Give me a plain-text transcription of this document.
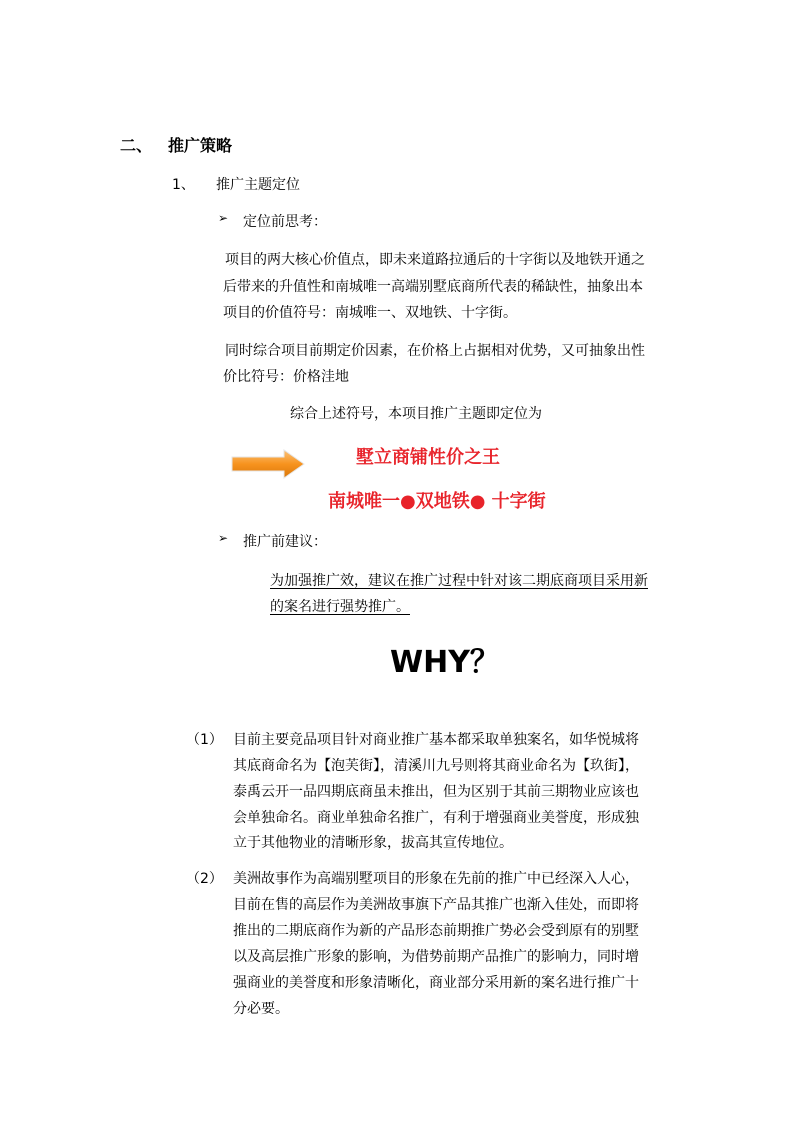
二、 推广策略
1、 推广主题定位
➢ 定位前思考：
项目的两大核心价值点，即未来道路拉通后的十字街以及地铁开通之
后带来的升值性和南城唯一高端别墅底商所代表的稀缺性，抽象出本
项目的价值符号：南城唯一、双地铁、十字街。
同时综合项目前期定价因素，在价格上占据相对优势，又可抽象出性
价比符号：价格洼地
综合上述符号，本项目推广主题即定位为
墅立商铺性价之王
南城唯一●双地铁● 十字街
➢ 推广前建议：
为加强推广效，建议在推广过程中针对该二期底商项目采用新
的案名进行强势推广。
WHY？
（1） 目前主要竞品项目针对商业推广基本都采取单独案名，如华悦城将
其底商命名为【泡芙街】，清溪川九号则将其商业命名为【玖街】，
泰禹云开一品四期底商虽未推出，但为区别于其前三期物业应该也
会单独命名。商业单独命名推广，有利于增强商业美誉度，形成独
立于其他物业的清晰形象，拔高其宣传地位。
（2） 美洲故事作为高端别墅项目的形象在先前的推广中已经深入人心，
目前在售的高层作为美洲故事旗下产品其推广也渐入佳处，而即将
推出的二期底商作为新的产品形态前期推广势必会受到原有的别墅
以及高层推广形象的影响，为借势前期产品推广的影响力，同时增
强商业的美誉度和形象清晰化，商业部分采用新的案名进行推广十
分必要。
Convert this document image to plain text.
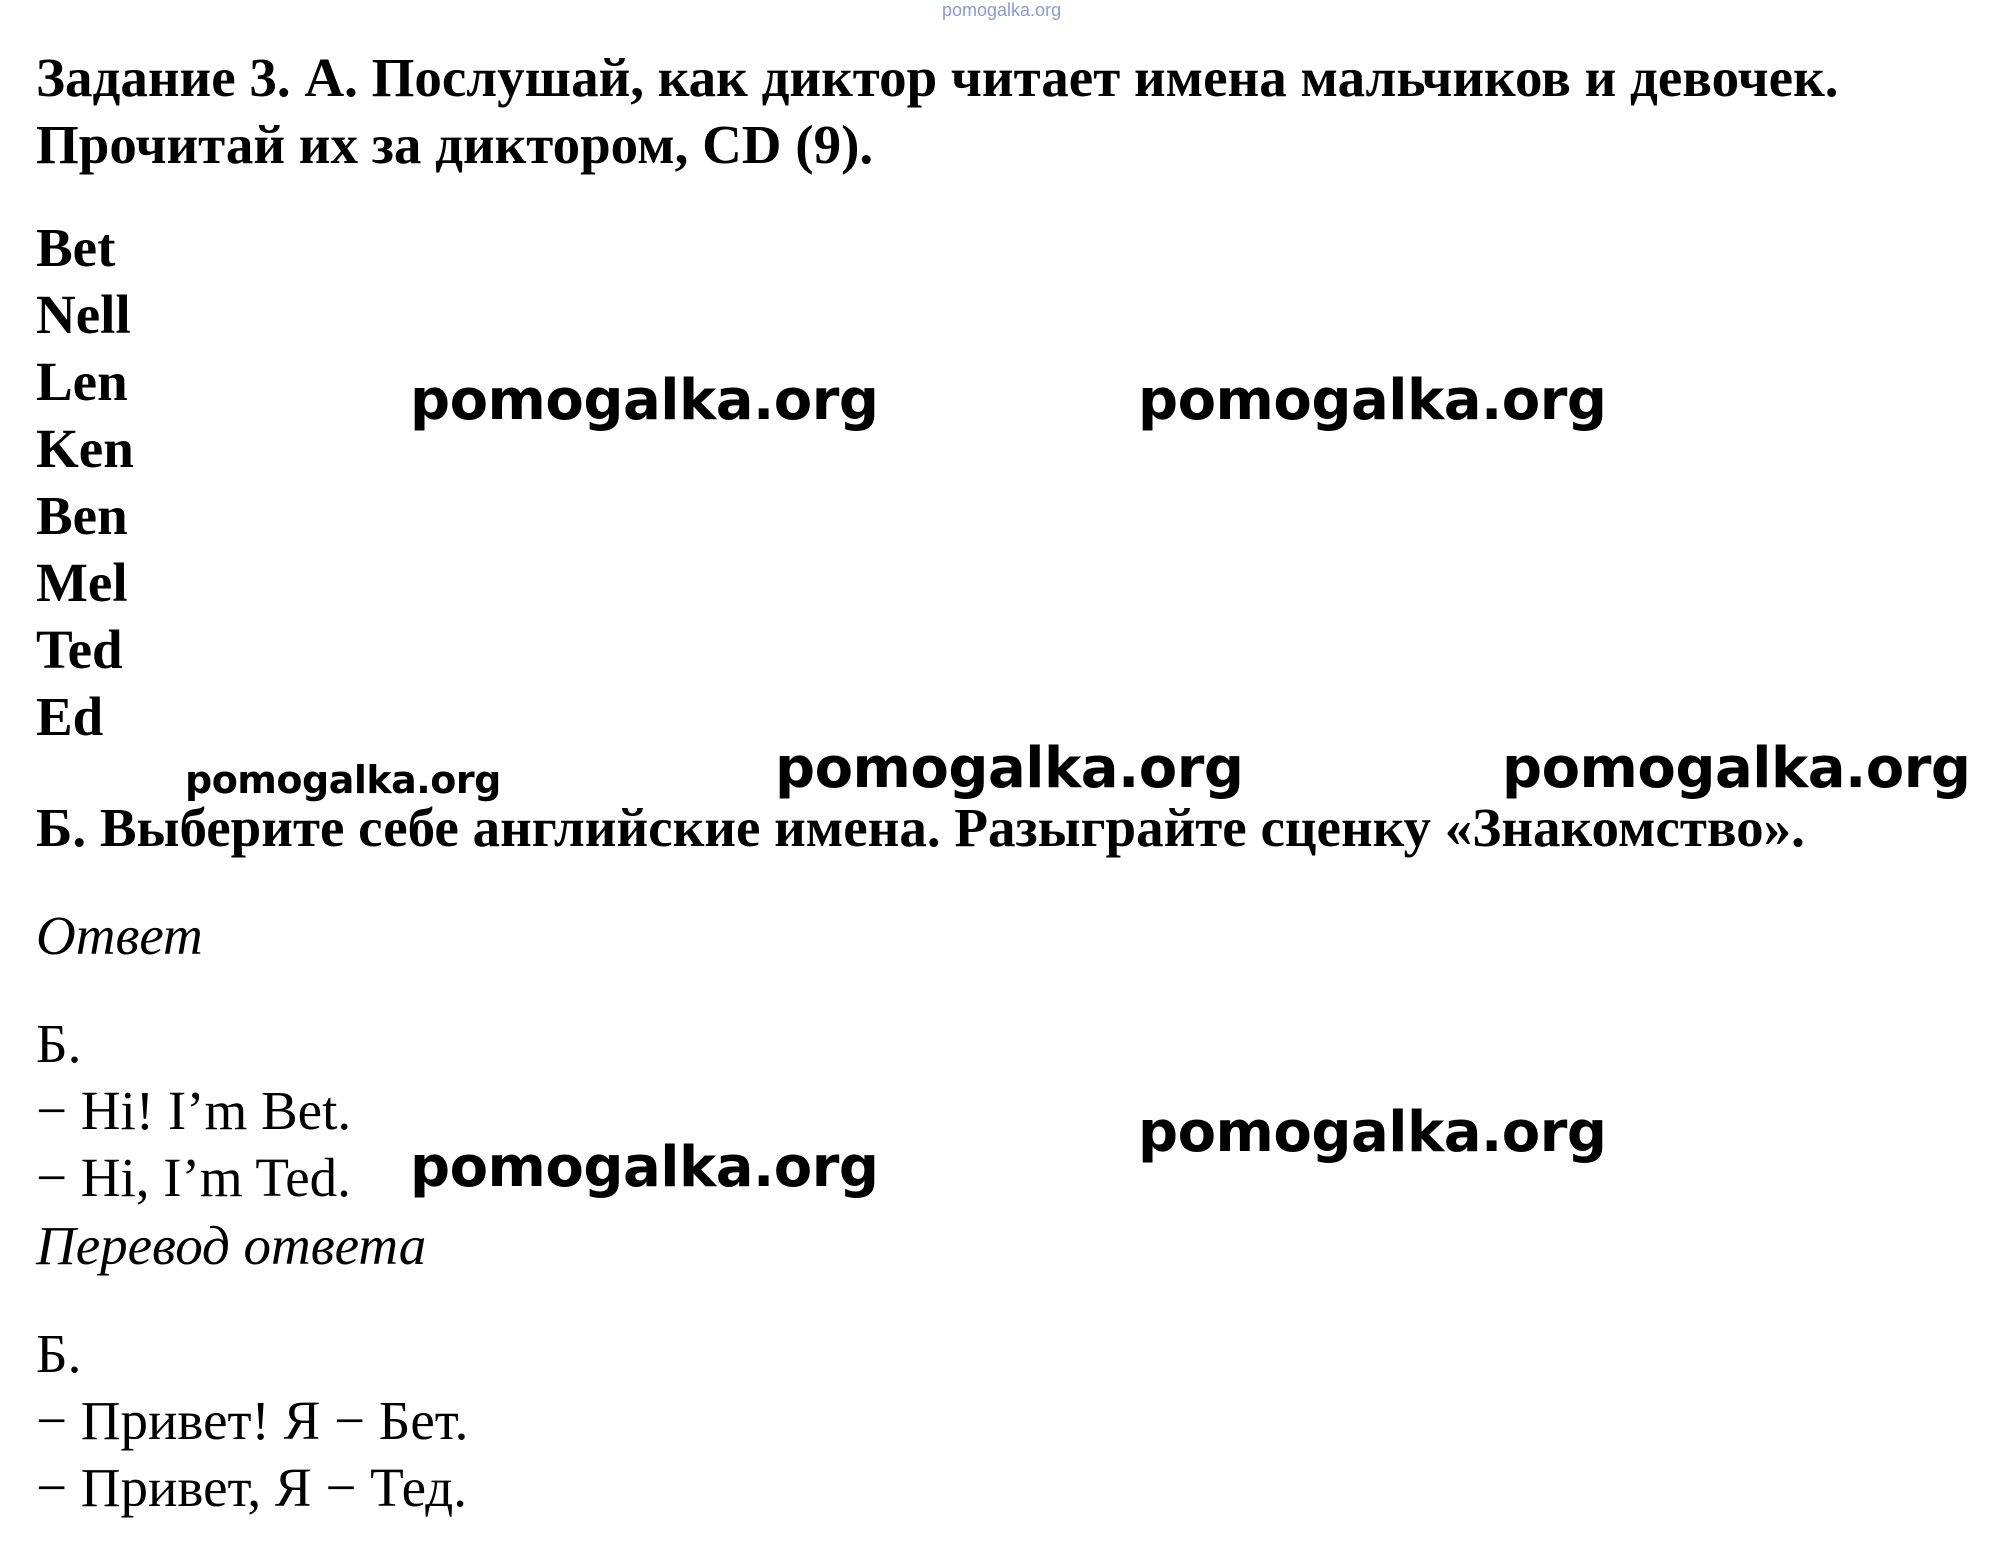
pomogalka.org
Задание 3. А. Послушай, как диктор читает имена мальчиков и девочек.
Прочитай их за диктором, CD (9).
Bet
Nell
Len
Ken
Ben
Mel
Ted
Ed
Б. Выберите себе английские имена. Разыграйте сценку «Знакомство».
Ответ
Б.
− Hi! I’m Bet.
− Hi, I’m Ted.
Перевод ответа
Б.
− Привет! Я − Бет.
− Привет, Я − Тед.
pomogalka.org	pomogalka.org
pomogalka.org	pomogalka.org	pomogalka.org
pomogalka.org
pomogalka.org
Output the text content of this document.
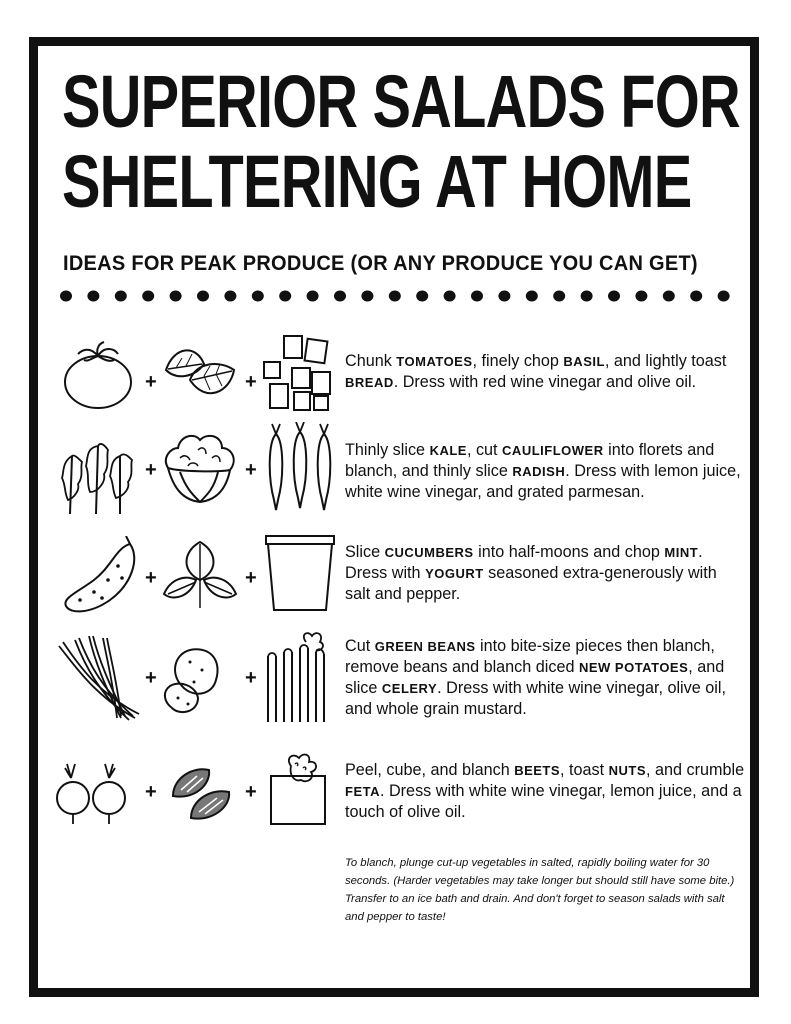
SUPERIOR SALADS FOR
SHELTERING AT HOME
IDEAS FOR PEAK PRODUCE (OR ANY PRODUCE YOU CAN GET)
+	+

Chunk TOMATOES, finely chop BASIL, and lightly toast BREAD. Dress with red wine vinegar and olive oil.

+	+

Thinly slice KALE, cut CAULIFLOWER into florets and blanch, and thinly slice RADISH. Dress with lemon juice, white wine vinegar, and grated parmesan.

+	+

Slice CUCUMBERS into half-moons and chop MINT. Dress with YOGURT seasoned extra-generously with salt and pepper.

+	+

Cut GREEN BEANS into bite-size pieces then blanch, remove beans and blanch diced NEW POTATOES, and slice CELERY. Dress with white wine vinegar, olive oil, and whole grain mustard.

+	+

Peel, cube, and blanch BEETS, toast NUTS, and crumble FETA. Dress with white wine vinegar, lemon juice, and a touch of olive oil.

To blanch, plunge cut-up vegetables in salted, rapidly boiling water for 30 seconds. (Harder vegetables may take longer but should still have some bite.) Transfer to an ice bath and drain. And don't forget to season salads with salt and pepper to taste!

__What to produce__
Quote each line of the listing exactly, but leave the pictures out.

__Expected answer__
Give me a plain-text transcription of this document.
二、 推广策略
1、 推广主题定位
➢ 定位前思考：
项目的两大核心价值点，即未来道路拉通后的十字街以及地铁开通之
后带来的升值性和南城唯一高端别墅底商所代表的稀缺性，抽象出本
项目的价值符号：南城唯一、双地铁、十字街。
同时综合项目前期定价因素，在价格上占据相对优势，又可抽象出性
价比符号：价格洼地
综合上述符号，本项目推广主题即定位为
墅立商铺性价之王
南城唯一●双地铁● 十字街
➢ 推广前建议：
为加强推广效，建议在推广过程中针对该二期底商项目采用新
的案名进行强势推广。
WHY？
（1） 目前主要竞品项目针对商业推广基本都采取单独案名，如华悦城将
其底商命名为【泡芙街】，清溪川九号则将其商业命名为【玖街】，
泰禹云开一品四期底商虽未推出，但为区别于其前三期物业应该也
会单独命名。商业单独命名推广，有利于增强商业美誉度，形成独
立于其他物业的清晰形象，拔高其宣传地位。
（2） 美洲故事作为高端别墅项目的形象在先前的推广中已经深入人心，
目前在售的高层作为美洲故事旗下产品其推广也渐入佳处，而即将
推出的二期底商作为新的产品形态前期推广势必会受到原有的别墅
以及高层推广形象的影响，为借势前期产品推广的影响力，同时增
强商业的美誉度和形象清晰化，商业部分采用新的案名进行推广十
分必要。
Convert this document image to plain text.
pomogalka.org
Задание 3. А. Послушай, как диктор читает имена мальчиков и девочек.
Прочитай их за диктором, CD (9).
Bet
Nell
Len
Ken
Ben
Mel
Ted
Ed
Б. Выберите себе английские имена. Разыграйте сценку «Знакомство».
Ответ
Б.
− Hi! I’m Bet.
− Hi, I’m Ted.
Перевод ответа
Б.
− Привет! Я − Бет.
− Привет, Я − Тед.
pomogalka.org	pomogalka.org
pomogalka.org	pomogalka.org	pomogalka.org
pomogalka.org
pomogalka.org
Output the text content of this document.
SUPERIOR SALADS FOR
SHELTERING AT HOME
IDEAS FOR PEAK PRODUCE (OR ANY PRODUCE YOU CAN GET)
+	+

Chunk TOMATOES, finely chop BASIL, and lightly toast BREAD. Dress with red wine vinegar and olive oil.

+	+

Thinly slice KALE, cut CAULIFLOWER into florets and blanch, and thinly slice RADISH. Dress with lemon juice, white wine vinegar, and grated parmesan.

+	+

Slice CUCUMBERS into half-moons and chop MINT. Dress with YOGURT seasoned extra-generously with salt and pepper.

+	+

Cut GREEN BEANS into bite-size pieces then blanch, remove beans and blanch diced NEW POTATOES, and slice CELERY. Dress with white wine vinegar, olive oil, and whole grain mustard.

+	+

Peel, cube, and blanch BEETS, toast NUTS, and crumble FETA. Dress with white wine vinegar, lemon juice, and a touch of olive oil.

To blanch, plunge cut-up vegetables in salted, rapidly boiling water for 30 seconds. (Harder vegetables may take longer but should still have some bite.) Transfer to an ice bath and drain. And don't forget to season salads with salt and pepper to taste!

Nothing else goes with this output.